Scan the material for the word "marker", and copy each line where it shows up.

Chart and figure data
☆ ☆ ☆ ☆ ☆

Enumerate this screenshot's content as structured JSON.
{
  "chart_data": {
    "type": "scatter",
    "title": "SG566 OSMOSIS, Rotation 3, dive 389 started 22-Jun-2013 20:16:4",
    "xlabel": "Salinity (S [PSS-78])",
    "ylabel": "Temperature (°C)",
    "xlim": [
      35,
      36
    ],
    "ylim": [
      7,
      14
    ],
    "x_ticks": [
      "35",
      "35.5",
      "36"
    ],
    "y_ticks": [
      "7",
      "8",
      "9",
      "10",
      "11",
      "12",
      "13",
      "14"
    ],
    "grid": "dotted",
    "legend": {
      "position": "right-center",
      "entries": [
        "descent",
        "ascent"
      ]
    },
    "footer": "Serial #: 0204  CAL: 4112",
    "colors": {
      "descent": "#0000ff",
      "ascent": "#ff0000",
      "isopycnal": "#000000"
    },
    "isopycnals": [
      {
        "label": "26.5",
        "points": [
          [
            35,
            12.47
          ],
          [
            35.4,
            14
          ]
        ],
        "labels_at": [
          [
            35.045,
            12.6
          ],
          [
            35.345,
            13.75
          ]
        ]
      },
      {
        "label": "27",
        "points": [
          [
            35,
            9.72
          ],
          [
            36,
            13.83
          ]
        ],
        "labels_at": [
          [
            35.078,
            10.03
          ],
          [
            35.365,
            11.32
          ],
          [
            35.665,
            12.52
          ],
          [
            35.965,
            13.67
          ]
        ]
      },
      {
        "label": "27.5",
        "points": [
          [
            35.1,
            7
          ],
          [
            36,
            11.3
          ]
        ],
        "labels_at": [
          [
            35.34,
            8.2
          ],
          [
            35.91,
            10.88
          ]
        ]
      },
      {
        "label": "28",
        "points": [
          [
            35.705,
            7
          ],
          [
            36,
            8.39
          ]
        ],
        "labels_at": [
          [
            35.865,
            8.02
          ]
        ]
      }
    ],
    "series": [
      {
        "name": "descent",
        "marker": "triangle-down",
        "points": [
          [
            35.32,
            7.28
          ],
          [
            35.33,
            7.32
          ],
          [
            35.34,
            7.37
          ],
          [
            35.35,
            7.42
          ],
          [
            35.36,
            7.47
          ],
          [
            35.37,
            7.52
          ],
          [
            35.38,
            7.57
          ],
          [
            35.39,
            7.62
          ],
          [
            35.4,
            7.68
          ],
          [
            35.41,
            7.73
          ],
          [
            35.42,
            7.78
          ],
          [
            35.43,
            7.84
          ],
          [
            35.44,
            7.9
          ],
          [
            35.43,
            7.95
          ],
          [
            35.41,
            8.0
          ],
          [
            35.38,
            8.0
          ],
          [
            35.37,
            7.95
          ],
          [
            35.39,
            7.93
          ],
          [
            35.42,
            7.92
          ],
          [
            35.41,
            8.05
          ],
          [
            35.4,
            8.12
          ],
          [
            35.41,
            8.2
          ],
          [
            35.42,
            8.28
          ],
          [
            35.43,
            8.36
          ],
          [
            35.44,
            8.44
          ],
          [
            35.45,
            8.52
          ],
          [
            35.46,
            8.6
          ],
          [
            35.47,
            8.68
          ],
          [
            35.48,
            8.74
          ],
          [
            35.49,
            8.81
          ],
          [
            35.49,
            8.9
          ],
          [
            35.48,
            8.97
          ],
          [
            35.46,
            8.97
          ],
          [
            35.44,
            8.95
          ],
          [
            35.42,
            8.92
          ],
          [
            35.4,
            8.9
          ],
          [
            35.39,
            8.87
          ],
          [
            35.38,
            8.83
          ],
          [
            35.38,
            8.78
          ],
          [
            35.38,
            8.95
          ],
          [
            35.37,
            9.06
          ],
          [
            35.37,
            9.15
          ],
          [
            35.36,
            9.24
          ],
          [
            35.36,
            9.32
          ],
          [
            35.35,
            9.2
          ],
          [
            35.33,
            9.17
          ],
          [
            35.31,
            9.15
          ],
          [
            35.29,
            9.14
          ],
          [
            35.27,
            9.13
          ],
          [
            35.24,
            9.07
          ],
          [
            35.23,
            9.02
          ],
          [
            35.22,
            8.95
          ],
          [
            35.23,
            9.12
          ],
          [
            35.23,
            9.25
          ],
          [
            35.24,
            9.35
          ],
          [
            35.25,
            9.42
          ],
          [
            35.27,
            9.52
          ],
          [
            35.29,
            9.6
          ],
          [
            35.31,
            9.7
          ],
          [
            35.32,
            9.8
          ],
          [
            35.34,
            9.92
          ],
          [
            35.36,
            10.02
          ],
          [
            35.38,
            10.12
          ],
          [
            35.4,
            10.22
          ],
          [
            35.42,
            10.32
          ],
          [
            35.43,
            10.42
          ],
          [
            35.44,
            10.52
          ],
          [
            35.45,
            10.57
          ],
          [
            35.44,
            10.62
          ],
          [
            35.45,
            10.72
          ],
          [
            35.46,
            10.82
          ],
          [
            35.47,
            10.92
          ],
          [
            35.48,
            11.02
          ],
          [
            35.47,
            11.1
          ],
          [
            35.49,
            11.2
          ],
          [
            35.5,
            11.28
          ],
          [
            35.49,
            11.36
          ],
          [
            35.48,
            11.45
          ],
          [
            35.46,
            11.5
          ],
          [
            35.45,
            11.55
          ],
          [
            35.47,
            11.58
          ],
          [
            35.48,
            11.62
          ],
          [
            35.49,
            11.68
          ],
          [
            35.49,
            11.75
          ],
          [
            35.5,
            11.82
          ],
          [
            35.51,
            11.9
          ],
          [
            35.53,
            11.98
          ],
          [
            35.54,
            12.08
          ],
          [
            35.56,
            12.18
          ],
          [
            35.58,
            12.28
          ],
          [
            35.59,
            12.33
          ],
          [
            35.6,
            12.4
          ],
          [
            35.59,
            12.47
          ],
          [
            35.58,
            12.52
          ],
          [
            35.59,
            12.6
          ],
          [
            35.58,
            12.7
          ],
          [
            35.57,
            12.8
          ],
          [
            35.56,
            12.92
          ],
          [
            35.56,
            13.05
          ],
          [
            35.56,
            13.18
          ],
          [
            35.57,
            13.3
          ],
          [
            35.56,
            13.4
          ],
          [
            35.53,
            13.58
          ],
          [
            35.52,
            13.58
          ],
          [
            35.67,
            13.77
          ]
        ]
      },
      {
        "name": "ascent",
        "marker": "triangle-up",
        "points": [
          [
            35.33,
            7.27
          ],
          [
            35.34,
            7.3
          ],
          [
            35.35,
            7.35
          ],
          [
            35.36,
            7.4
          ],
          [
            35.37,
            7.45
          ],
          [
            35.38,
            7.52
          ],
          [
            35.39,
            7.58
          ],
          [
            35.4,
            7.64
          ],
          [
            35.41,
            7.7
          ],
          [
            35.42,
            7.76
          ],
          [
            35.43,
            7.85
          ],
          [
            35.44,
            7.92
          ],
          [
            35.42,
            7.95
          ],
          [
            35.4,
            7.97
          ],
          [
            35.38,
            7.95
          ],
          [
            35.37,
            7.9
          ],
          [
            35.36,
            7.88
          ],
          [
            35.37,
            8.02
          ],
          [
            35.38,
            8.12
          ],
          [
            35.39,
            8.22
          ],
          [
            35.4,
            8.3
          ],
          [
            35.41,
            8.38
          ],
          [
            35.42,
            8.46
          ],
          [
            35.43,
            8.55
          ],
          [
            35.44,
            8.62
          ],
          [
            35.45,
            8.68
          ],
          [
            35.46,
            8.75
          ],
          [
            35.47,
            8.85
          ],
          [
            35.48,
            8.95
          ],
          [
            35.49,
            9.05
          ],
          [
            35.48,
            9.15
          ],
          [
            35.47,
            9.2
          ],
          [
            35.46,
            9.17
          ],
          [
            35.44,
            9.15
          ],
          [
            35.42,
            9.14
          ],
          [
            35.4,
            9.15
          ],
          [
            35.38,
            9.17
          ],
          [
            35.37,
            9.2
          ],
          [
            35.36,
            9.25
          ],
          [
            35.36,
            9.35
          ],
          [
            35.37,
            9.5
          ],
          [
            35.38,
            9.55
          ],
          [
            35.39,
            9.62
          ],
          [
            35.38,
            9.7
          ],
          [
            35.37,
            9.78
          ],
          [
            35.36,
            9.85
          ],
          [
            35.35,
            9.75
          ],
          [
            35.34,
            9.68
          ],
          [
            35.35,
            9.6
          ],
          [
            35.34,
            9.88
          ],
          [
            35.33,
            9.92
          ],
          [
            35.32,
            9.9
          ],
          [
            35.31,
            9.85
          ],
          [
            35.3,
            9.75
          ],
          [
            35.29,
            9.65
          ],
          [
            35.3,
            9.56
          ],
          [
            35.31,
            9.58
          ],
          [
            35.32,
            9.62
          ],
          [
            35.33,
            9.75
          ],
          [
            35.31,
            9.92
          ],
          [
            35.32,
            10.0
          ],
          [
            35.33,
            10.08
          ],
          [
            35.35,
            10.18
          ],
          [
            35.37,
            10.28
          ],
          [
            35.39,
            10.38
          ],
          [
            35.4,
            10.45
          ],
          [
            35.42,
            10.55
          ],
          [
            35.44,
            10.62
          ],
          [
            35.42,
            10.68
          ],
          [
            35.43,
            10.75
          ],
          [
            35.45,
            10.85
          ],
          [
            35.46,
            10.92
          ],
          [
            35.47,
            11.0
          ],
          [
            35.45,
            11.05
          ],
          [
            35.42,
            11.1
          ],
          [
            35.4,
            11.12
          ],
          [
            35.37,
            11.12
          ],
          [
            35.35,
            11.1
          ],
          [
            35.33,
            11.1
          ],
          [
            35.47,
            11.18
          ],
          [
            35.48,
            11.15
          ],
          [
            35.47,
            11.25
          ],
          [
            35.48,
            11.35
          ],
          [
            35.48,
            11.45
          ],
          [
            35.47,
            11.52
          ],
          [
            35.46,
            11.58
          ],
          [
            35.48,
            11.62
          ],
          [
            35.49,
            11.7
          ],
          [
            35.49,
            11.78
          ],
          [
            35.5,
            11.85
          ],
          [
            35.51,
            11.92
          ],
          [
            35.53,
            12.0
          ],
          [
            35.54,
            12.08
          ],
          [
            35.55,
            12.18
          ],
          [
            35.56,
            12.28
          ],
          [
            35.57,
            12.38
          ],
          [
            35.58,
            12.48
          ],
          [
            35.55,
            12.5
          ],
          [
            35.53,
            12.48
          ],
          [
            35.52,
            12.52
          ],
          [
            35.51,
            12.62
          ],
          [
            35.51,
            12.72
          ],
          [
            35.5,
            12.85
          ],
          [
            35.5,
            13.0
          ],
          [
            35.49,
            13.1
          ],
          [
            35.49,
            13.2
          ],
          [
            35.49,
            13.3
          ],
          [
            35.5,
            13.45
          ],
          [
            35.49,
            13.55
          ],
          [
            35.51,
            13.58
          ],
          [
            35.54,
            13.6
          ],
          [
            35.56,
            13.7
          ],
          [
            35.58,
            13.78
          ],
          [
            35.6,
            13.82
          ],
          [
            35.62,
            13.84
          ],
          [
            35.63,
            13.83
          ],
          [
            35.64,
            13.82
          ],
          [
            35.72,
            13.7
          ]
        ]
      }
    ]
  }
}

☆ ☆ ☆ ☆ ☆

> ANSWER TO THIS TASK:
        "marker": "triangle-down",
        "marker": "triangle-up",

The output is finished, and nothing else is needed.